- Exercise directions: All of the records listed below should be retyped exactly.

- The records:
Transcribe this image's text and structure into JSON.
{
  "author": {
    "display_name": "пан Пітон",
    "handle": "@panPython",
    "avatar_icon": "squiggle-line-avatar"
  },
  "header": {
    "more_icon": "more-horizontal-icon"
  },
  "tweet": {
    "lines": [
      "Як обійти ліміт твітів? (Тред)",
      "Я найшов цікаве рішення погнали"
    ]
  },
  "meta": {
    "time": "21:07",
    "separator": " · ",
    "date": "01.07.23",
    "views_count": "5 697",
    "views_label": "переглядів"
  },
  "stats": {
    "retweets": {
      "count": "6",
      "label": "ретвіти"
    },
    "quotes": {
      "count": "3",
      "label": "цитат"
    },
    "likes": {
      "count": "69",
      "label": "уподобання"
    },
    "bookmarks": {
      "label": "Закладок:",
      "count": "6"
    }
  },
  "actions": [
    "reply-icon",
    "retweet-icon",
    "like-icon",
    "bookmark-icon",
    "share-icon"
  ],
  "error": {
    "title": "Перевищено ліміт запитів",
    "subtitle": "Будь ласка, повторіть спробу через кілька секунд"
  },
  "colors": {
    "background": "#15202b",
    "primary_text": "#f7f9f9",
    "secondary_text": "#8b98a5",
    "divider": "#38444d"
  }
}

- Completed task:
Transcribe this image's text and structure into JSON.
{
  "author": {
    "display_name": "пан Пітон",
    "handle": "@panPython",
    "avatar_icon": "squiggle-line-avatar"
  },
  "header": {
    "more_icon": "more-horizontal-icon"
  },
  "tweet": {
    "lines": [
      "Як обійти ліміт твітів? (Тред)",
      "Я найшов цікаве рішення погнали"
    ]
  },
  "meta": {
    "time": "21:07",
    "separator": " · ",
    "date": "01.07.23",
    "views_count": "5 697",
    "views_label": "переглядів"
  },
  "stats": {
    "retweets": {
      "count": "6",
      "label": "ретвіти"
    },
    "quotes": {
      "count": "3",
      "label": "цитат"
    },
    "likes": {
      "count": "69",
      "label": "уподобання"
    },
    "bookmarks": {
      "label": "Закладок:",
      "count": "6"
    }
  },
  "actions": [
    "reply-icon",
    "retweet-icon",
    "like-icon",
    "bookmark-icon",
    "share-icon"
  ],
  "error": {
    "title": "Перевищено ліміт запитів",
    "subtitle": "Будь ласка, повторіть спробу через кілька секунд"
  },
  "colors": {
    "background": "#15202b",
    "primary_text": "#f7f9f9",
    "secondary_text": "#8b98a5",
    "divider": "#38444d"
  }
}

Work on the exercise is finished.